* WHAT THE TASK REQUIRES
When you have gone through the records, report how many lines include "interests", giving the number and nothing more.
INFORMATION START
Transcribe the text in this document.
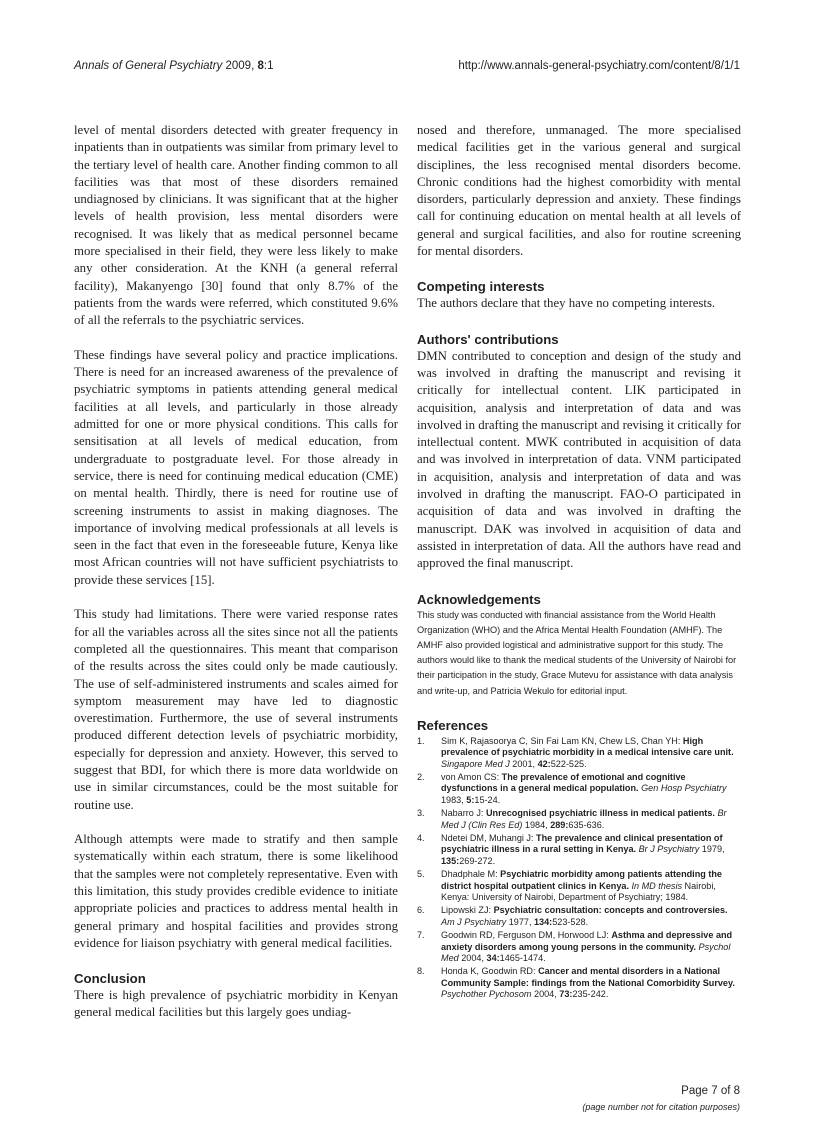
Annals of General Psychiatry 2009, 8:1	http://www.annals-general-psychiatry.com/content/8/1/1

level of mental disorders detected with greater frequency in inpatients than in outpatients was similar from primary level to the tertiary level of health care. Another finding common to all facilities was that most of these disorders remained undiagnosed by clinicians. It was significant that at the higher levels of health provision, less mental disorders were recognised. It was likely that as medical personnel became more specialised in their field, they were less likely to make any other consideration. At the KNH (a general referral facility), Makanyengo [30] found that only 8.7% of the patients from the wards were referred, which constituted 9.6% of all the referrals to the psychiatric services.

These findings have several policy and practice implications. There is need for an increased awareness of the prevalence of psychiatric symptoms in patients attending general medical facilities at all levels, and particularly in those already admitted for one or more physical conditions. This calls for sensitisation at all levels of medical education, from undergraduate to postgraduate level. For those already in service, there is need for continuing medical education (CME) on mental health. Thirdly, there is need for routine use of screening instruments to assist in making diagnoses. The importance of involving medical professionals at all levels is seen in the fact that even in the foreseeable future, Kenya like most African countries will not have sufficient psychiatrists to provide these services [15].

This study had limitations. There were varied response rates for all the variables across all the sites since not all the patients completed all the questionnaires. This meant that comparison of the results across the sites could only be made cautiously. The use of self-administered instruments and scales aimed for symptom measurement may have led to diagnostic overestimation. Furthermore, the use of several instruments produced different detection levels of psychiatric morbidity, especially for depression and anxiety. However, this served to suggest that BDI, for which there is more data worldwide on use in similar circumstances, could be the most suitable for routine use.

Although attempts were made to stratify and then sample systematically within each stratum, there is some likelihood that the samples were not completely representative. Even with this limitation, this study provides credible evidence to initiate appropriate policies and practices to address mental health in general primary and hospital facilities and provides strong evidence for liaison psychiatry with general medical facilities.

Conclusion

There is high prevalence of psychiatric morbidity in Kenyan general medical facilities but this largely goes undiag-

nosed and therefore, unmanaged. The more specialised medical facilities get in the various general and surgical disciplines, the less recognised mental disorders become. Chronic conditions had the highest comorbidity with mental disorders, particularly depression and anxiety. These findings call for continuing education on mental health at all levels of general and surgical facilities, and also for routine screening for mental disorders.
Competing interests
The authors declare that they have no competing interests.
Authors' contributions
DMN contributed to conception and design of the study and was involved in drafting the manuscript and revising it critically for intellectual content. LIK participated in acquisition, analysis and interpretation of data and was involved in drafting the manuscript and revising it critically for intellectual content. MWK contributed in acquisition of data and was involved in interpretation of data. VNM participated in acquisition, analysis and interpretation of data and was involved in drafting the manuscript. FAO-O participated in acquisition of data and was involved in drafting the manuscript. DAK was involved in acquisition of data and assisted in interpretation of data. All the authors have read and approved the final manuscript.
Acknowledgements
This study was conducted with financial assistance from the World Health Organization (WHO) and the Africa Mental Health Foundation (AMHF). The AMHF also provided logistical and administrative support for this study. The authors would like to thank the medical students of the University of Nairobi for their participation in the study, Grace Mutevu for assistance with data analysis and write-up, and Patricia Wekulo for editorial input.
References
1. Sim K, Rajasoorya C, Sin Fai Lam KN, Chew LS, Chan YH: High prevalence of psychiatric morbidity in a medical intensive care unit. Singapore Med J 2001, 42:522-525.
2. von Amon CS: The prevalence of emotional and cognitive dysfunctions in a general medical population. Gen Hosp Psychiatry 1983, 5:15-24.
3. Nabarro J: Unrecognised psychiatric illness in medical patients. Br Med J (Clin Res Ed) 1984, 289:635-636.
4. Ndetei DM, Muhangi J: The prevalence and clinical presentation of psychiatric illness in a rural setting in Kenya. Br J Psychiatry 1979, 135:269-272.
5. Dhadphale M: Psychiatric morbidity among patients attending the district hospital outpatient clinics in Kenya. In MD thesis Nairobi, Kenya: University of Nairobi, Department of Psychiatry; 1984.
6. Lipowski ZJ: Psychiatric consultation: concepts and controversies. Am J Psychiatry 1977, 134:523-528.
7. Goodwin RD, Ferguson DM, Horwood LJ: Asthma and depressive and anxiety disorders among young persons in the community. Psychol Med 2004, 34:1465-1474.
8. Honda K, Goodwin RD: Cancer and mental disorders in a National Community Sample: findings from the National Comorbidity Survey. Psychother Pychosom 2004, 73:235-242.
Page 7 of 8
(page number not for citation purposes)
INFORMATION END
* WRITTEN SOLUTION
2